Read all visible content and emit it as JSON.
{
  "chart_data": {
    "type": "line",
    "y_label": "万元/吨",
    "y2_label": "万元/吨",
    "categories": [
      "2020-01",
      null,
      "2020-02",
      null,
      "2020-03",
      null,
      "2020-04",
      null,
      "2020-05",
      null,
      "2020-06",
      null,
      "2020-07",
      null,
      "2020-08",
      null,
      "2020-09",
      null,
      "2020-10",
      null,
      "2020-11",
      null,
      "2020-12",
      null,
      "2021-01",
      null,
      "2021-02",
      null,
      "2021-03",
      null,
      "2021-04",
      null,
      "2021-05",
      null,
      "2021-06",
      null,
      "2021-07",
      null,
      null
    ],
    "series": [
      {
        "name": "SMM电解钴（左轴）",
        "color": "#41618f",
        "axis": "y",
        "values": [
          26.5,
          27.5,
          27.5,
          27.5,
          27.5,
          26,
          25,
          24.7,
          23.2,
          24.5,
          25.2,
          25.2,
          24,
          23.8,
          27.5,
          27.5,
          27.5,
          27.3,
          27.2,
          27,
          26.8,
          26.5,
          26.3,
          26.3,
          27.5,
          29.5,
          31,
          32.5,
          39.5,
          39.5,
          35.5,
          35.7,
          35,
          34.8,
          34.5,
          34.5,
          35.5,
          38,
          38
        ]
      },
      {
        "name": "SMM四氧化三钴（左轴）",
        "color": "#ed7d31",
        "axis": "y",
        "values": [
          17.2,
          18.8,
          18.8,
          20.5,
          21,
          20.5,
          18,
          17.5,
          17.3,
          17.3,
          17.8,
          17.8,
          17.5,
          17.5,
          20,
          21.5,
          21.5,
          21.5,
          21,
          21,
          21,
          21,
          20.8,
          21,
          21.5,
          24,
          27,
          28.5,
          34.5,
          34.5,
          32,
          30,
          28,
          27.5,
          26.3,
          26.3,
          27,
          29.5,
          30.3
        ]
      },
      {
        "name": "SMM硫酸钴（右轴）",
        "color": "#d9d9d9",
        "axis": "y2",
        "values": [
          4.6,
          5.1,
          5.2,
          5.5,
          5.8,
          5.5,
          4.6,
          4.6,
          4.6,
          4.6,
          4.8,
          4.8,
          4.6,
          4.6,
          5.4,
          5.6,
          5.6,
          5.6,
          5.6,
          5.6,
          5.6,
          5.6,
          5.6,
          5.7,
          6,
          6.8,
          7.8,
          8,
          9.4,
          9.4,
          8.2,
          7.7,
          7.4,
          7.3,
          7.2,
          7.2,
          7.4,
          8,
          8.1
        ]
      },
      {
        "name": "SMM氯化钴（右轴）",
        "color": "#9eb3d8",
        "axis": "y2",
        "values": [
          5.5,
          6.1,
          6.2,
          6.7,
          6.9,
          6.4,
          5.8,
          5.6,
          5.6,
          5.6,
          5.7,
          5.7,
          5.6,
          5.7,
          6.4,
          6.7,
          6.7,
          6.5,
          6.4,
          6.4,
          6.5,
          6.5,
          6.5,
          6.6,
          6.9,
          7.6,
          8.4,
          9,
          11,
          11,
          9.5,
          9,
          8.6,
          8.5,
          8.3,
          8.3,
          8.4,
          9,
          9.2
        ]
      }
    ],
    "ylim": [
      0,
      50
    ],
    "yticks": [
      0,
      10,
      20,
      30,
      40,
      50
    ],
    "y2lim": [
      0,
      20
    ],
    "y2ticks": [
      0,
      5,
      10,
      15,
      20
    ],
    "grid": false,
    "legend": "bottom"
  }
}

....................

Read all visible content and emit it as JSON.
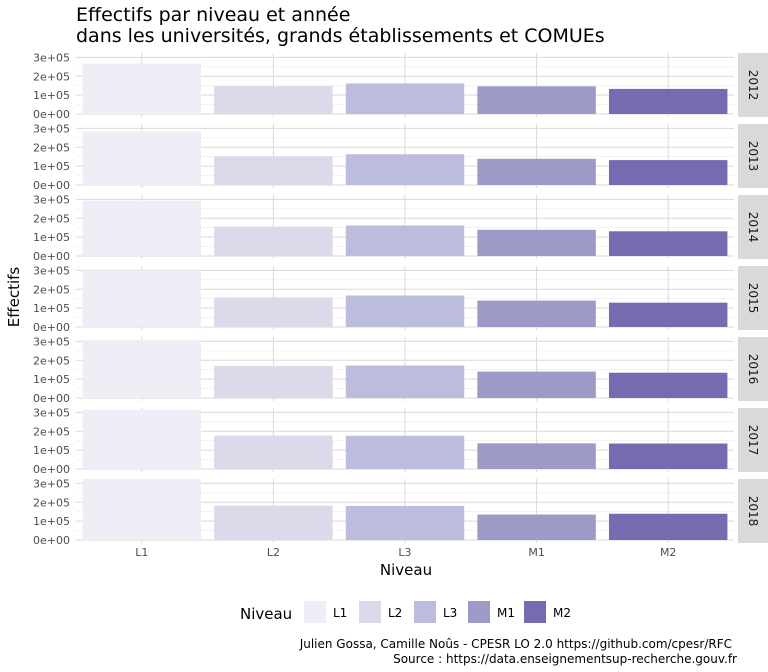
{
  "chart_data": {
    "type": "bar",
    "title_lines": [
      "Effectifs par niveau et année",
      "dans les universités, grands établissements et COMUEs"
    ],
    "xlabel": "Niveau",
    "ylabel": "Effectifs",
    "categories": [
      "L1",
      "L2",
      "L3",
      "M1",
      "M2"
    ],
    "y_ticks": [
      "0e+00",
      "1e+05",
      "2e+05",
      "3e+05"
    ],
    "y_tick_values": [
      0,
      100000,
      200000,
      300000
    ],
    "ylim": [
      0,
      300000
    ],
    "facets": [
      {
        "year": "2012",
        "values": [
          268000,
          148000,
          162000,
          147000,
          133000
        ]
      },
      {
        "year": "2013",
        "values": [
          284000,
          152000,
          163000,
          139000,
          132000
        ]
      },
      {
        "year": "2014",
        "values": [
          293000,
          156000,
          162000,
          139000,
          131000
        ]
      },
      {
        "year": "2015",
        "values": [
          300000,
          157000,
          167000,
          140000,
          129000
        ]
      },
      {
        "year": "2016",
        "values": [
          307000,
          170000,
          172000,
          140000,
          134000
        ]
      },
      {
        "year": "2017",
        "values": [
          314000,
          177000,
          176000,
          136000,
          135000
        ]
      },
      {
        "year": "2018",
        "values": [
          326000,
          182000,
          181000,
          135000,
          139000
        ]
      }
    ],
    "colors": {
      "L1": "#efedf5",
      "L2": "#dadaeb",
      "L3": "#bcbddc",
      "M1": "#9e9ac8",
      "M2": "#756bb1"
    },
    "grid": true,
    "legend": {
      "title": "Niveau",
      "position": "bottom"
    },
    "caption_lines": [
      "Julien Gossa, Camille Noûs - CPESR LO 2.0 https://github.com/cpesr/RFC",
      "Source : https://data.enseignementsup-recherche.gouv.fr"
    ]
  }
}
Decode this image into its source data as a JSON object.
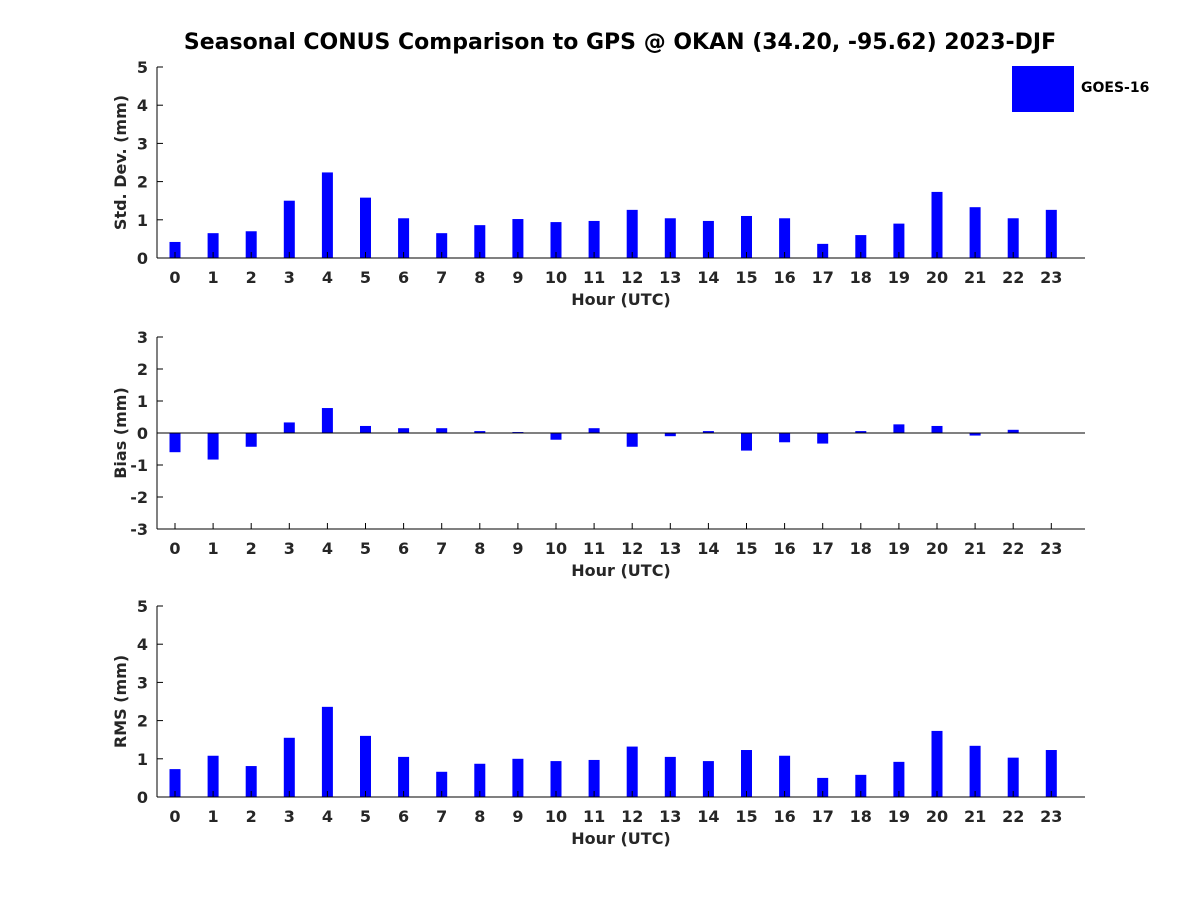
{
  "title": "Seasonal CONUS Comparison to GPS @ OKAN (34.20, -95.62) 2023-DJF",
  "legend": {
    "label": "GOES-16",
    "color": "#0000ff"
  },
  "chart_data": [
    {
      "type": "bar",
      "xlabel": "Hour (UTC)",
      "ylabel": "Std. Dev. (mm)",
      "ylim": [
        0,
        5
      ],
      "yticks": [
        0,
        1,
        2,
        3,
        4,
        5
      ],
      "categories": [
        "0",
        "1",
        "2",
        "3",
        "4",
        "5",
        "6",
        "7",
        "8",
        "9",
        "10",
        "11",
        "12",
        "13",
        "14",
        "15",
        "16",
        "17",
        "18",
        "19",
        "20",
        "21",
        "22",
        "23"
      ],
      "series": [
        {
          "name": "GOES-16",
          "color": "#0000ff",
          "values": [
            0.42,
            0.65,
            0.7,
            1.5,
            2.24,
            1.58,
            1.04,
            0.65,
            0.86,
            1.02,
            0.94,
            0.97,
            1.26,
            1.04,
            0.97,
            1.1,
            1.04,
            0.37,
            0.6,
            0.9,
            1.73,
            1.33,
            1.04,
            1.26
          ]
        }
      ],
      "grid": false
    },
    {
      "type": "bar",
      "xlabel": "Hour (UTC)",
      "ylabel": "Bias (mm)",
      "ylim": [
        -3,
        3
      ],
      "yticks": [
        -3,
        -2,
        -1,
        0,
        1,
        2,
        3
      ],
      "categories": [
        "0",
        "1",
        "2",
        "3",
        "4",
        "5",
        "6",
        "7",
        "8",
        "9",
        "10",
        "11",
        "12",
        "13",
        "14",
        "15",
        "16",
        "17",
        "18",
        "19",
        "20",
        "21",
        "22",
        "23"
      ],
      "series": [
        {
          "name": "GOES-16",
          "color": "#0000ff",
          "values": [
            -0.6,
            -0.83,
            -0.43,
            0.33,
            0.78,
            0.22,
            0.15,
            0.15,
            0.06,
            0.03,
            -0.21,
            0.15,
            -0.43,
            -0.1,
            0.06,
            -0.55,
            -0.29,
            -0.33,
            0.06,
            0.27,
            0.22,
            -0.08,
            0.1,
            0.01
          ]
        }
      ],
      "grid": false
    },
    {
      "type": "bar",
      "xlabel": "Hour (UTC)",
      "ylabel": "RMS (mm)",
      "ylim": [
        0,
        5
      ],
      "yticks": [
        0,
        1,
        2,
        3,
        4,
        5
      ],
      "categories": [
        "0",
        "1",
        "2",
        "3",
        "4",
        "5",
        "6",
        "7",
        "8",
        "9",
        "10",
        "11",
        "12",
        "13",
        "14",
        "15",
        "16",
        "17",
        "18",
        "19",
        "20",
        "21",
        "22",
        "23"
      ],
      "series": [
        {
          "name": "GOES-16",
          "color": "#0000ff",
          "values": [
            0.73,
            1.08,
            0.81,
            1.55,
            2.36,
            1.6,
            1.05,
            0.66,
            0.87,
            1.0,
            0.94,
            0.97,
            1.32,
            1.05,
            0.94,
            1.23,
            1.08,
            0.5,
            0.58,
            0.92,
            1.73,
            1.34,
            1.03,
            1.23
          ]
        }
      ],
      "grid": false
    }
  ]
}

....................

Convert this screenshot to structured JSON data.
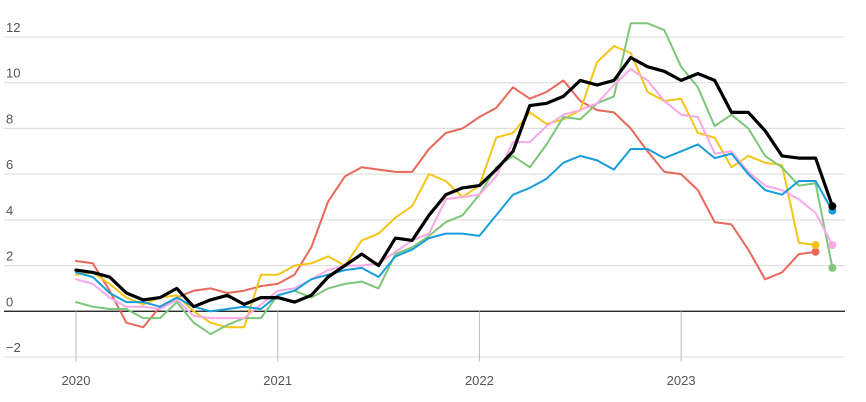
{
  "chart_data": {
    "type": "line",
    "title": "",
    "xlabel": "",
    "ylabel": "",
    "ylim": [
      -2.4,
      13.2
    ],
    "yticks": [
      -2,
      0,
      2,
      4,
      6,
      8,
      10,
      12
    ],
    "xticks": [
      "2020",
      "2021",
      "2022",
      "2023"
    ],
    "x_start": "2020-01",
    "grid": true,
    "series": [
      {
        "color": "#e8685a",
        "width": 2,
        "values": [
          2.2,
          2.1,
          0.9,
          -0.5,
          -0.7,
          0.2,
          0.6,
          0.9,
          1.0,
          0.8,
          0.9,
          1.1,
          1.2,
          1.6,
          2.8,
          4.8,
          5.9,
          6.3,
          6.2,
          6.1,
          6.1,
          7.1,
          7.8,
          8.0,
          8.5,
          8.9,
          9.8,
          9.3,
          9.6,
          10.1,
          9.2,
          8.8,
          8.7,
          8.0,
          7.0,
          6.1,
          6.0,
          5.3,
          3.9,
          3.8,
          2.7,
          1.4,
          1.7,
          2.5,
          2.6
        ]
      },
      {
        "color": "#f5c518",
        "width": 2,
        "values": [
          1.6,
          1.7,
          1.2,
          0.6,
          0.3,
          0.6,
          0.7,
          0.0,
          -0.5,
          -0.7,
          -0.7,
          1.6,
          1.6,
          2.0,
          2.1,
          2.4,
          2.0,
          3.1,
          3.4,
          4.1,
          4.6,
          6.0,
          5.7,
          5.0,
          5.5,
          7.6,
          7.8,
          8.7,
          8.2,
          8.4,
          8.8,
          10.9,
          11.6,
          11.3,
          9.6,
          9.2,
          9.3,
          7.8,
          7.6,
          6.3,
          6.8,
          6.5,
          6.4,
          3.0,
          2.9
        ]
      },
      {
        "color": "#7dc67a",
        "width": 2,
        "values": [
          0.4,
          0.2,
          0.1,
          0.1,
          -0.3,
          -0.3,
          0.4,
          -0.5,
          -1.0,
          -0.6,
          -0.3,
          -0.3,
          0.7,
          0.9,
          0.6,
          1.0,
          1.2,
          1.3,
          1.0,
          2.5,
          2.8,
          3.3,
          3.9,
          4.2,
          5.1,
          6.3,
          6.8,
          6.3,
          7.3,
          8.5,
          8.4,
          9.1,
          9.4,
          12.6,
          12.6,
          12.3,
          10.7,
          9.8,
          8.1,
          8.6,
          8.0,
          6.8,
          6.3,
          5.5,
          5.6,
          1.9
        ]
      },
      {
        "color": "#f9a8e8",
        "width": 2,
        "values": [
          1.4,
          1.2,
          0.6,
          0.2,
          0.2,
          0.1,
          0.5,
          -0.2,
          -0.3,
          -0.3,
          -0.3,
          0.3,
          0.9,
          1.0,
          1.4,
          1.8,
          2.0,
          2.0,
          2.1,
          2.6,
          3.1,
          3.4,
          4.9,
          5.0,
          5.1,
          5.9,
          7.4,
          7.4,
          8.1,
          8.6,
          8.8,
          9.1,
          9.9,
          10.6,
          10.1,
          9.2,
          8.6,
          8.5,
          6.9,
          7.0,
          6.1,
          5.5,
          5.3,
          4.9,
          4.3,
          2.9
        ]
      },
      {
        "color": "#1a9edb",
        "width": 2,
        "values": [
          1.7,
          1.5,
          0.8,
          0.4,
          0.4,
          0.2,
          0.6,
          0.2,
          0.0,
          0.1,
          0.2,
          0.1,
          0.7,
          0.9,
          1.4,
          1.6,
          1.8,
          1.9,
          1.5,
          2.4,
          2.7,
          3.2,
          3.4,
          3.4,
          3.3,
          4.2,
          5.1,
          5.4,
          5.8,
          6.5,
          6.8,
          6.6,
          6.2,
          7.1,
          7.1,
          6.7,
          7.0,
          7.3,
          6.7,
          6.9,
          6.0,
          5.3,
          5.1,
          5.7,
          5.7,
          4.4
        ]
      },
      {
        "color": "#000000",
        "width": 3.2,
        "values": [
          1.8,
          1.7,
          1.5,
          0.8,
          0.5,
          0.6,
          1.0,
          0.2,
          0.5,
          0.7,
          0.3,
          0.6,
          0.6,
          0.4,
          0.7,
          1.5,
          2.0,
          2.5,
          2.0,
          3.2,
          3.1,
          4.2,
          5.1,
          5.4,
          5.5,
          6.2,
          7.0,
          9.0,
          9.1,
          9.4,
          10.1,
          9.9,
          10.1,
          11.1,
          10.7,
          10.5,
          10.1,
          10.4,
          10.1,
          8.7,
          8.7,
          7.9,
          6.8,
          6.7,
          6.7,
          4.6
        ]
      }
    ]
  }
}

....................

From the listing, copy every line where the string "https" appears.

      "Julien Gossa, Camille Noûs - CPESR LO 2.0 https://github.com/cpesr/RFC",
      "Source : https://data.enseignementsup-recherche.gouv.fr"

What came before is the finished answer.